------ Listed records

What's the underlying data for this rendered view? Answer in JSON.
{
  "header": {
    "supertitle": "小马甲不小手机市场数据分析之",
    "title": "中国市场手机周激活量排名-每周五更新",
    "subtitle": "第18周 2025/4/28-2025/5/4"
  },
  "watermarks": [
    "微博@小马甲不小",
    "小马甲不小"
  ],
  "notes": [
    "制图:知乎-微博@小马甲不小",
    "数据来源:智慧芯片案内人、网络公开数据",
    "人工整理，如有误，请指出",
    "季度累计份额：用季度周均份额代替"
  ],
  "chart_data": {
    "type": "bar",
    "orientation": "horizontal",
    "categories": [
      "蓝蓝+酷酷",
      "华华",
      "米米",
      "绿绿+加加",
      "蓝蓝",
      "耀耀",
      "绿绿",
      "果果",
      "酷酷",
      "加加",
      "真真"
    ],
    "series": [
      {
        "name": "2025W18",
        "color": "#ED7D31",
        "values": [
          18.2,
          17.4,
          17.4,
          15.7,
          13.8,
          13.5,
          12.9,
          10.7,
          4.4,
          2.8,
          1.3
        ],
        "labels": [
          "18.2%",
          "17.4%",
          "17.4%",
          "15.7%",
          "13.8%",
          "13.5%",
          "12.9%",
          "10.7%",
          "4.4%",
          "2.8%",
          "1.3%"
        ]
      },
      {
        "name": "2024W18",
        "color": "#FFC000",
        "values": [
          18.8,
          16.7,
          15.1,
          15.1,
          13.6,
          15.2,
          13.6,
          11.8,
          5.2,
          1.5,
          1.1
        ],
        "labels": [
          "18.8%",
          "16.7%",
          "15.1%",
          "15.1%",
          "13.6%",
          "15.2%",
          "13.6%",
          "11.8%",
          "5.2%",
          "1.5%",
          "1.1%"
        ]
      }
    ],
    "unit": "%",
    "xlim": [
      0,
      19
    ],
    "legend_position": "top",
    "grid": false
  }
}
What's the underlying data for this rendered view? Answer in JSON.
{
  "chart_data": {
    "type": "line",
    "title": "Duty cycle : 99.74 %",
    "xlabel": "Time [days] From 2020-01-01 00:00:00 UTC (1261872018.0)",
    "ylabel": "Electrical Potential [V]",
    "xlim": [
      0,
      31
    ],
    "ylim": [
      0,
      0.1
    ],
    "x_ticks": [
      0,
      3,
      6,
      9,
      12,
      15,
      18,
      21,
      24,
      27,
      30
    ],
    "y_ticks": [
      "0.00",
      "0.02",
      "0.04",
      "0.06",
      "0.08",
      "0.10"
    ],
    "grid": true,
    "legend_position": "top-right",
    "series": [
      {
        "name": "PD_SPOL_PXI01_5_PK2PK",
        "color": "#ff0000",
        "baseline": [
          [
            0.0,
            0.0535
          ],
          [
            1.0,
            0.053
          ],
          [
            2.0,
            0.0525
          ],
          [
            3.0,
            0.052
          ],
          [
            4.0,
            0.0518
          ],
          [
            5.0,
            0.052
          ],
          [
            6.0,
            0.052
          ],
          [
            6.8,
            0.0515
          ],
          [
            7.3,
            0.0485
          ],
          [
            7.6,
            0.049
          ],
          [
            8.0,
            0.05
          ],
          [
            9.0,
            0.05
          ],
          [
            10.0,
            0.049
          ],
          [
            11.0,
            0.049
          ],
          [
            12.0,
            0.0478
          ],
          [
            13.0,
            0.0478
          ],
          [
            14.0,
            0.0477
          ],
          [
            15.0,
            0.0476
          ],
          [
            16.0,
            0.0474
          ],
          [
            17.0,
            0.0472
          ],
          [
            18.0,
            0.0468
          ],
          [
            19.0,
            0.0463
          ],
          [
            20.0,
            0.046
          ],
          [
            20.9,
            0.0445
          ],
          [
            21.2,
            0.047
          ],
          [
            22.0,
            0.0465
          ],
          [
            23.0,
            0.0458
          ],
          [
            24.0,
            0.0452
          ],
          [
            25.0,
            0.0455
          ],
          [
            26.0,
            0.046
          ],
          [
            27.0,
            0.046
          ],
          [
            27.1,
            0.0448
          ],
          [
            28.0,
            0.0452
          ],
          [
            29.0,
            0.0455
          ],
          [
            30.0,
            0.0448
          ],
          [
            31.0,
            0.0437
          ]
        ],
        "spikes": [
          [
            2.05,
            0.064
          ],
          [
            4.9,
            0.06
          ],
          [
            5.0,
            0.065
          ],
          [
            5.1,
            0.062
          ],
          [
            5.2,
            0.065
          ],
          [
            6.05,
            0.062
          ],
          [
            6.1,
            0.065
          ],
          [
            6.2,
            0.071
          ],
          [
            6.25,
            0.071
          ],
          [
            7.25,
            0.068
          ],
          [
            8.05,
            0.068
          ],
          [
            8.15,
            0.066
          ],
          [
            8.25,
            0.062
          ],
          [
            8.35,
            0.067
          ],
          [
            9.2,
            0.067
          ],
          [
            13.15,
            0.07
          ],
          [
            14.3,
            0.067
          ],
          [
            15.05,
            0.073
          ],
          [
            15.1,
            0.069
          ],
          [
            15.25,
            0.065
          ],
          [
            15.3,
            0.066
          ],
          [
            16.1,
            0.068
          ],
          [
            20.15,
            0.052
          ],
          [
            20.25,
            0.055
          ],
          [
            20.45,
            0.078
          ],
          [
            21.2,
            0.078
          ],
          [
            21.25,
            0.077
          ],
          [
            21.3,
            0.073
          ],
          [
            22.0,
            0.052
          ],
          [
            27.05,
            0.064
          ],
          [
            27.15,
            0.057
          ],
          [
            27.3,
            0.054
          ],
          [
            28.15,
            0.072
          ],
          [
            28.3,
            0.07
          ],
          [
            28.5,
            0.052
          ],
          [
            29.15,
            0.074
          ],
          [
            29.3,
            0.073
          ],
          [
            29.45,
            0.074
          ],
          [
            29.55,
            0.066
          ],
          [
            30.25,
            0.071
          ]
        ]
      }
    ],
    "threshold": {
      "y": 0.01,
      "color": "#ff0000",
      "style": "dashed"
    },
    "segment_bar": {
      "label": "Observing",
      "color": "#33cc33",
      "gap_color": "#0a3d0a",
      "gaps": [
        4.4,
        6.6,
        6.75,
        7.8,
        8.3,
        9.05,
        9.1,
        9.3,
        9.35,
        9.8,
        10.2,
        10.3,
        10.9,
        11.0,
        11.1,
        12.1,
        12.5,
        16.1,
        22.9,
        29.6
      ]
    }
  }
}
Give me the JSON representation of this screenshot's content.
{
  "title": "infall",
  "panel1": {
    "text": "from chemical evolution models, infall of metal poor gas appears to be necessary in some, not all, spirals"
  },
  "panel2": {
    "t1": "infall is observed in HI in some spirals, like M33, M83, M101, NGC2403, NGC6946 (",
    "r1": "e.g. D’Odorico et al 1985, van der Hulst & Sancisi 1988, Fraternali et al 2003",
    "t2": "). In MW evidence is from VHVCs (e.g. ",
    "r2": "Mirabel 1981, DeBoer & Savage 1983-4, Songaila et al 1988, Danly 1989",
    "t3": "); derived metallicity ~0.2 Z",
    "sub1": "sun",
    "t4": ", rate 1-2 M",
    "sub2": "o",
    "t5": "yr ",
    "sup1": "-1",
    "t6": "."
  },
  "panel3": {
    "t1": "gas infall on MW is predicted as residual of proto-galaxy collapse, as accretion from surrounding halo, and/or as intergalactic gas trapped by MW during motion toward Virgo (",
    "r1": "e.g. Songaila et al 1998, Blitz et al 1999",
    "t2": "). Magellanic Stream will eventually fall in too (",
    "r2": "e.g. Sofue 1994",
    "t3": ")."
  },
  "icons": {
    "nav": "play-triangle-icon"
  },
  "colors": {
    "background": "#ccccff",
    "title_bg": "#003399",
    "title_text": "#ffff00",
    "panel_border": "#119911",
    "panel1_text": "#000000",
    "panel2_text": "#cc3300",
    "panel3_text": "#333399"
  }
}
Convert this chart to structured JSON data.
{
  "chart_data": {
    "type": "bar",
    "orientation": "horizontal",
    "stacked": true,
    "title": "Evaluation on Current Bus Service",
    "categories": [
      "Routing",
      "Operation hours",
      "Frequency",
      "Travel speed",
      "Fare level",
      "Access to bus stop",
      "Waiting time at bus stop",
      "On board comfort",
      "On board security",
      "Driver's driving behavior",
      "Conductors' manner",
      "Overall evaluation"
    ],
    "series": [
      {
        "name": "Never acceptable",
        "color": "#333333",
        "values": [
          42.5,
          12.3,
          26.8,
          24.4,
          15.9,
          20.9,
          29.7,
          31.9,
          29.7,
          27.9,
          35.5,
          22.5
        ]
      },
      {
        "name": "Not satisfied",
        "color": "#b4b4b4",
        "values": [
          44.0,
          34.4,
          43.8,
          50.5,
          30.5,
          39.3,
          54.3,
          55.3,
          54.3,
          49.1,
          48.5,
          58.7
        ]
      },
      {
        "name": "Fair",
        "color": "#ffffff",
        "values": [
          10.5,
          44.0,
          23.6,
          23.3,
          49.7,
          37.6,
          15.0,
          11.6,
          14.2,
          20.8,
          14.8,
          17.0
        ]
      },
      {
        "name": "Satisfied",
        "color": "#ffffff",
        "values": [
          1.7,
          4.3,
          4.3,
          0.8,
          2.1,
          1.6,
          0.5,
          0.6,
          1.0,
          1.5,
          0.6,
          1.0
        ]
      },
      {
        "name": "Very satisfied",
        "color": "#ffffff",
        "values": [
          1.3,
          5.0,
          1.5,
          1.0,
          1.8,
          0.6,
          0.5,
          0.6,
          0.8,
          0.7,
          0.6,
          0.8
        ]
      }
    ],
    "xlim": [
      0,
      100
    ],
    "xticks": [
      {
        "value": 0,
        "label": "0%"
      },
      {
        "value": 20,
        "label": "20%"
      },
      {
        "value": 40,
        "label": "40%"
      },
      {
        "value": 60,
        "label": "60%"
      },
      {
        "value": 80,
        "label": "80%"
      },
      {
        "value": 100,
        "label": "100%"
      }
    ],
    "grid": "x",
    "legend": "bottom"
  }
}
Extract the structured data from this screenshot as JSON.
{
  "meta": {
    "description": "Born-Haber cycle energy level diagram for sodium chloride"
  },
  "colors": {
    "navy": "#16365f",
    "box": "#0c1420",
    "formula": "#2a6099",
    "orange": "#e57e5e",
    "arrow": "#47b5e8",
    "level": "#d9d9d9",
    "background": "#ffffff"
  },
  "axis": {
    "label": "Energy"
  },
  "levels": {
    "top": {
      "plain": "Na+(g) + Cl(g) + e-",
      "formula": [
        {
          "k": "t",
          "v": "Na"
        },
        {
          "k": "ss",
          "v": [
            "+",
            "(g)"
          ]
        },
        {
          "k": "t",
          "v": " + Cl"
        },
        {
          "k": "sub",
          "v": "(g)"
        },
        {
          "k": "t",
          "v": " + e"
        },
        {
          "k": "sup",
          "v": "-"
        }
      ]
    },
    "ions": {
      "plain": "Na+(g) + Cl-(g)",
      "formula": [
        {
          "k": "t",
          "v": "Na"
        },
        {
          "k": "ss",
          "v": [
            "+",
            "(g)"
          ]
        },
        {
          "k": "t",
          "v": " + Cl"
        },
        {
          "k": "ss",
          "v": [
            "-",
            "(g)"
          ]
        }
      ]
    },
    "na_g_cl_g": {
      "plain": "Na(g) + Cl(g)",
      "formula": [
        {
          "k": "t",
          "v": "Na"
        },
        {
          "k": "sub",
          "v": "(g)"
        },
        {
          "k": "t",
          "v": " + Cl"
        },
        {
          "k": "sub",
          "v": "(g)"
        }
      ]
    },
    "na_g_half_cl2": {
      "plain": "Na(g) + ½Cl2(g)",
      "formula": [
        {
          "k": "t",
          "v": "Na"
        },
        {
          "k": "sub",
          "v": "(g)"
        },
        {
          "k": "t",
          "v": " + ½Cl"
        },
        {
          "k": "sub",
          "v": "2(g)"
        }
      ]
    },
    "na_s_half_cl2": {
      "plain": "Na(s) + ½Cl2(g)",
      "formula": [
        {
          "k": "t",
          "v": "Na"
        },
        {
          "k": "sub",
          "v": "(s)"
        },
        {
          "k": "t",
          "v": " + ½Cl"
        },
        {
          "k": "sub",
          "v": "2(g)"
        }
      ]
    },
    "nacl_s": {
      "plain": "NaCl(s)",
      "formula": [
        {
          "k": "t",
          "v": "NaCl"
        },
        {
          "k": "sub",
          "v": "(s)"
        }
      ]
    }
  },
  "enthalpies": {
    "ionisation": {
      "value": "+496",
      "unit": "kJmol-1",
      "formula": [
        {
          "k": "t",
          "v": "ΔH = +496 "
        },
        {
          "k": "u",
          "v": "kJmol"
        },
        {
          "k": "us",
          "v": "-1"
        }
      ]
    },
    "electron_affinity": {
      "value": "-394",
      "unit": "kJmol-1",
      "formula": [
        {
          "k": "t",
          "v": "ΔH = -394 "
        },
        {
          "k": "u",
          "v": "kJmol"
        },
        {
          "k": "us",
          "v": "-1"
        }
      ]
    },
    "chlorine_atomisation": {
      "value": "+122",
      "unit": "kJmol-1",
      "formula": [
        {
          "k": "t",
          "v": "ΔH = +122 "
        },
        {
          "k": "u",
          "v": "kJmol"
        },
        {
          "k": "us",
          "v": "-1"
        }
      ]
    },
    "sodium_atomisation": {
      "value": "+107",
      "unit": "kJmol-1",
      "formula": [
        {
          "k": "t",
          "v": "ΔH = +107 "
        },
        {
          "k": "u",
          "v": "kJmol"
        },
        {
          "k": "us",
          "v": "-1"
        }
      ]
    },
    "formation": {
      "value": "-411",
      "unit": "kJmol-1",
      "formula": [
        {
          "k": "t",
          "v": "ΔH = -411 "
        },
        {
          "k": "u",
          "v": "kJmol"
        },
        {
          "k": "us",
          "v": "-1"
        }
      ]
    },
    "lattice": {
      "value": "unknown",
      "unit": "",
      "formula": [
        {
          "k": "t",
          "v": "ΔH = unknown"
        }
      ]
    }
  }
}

------------

Exercise objective: Look through the data and show every line containing "structured".

Result of the exercise:
Convert this chart to structured JSON data.
Extract the structured data from this screenshot as JSON.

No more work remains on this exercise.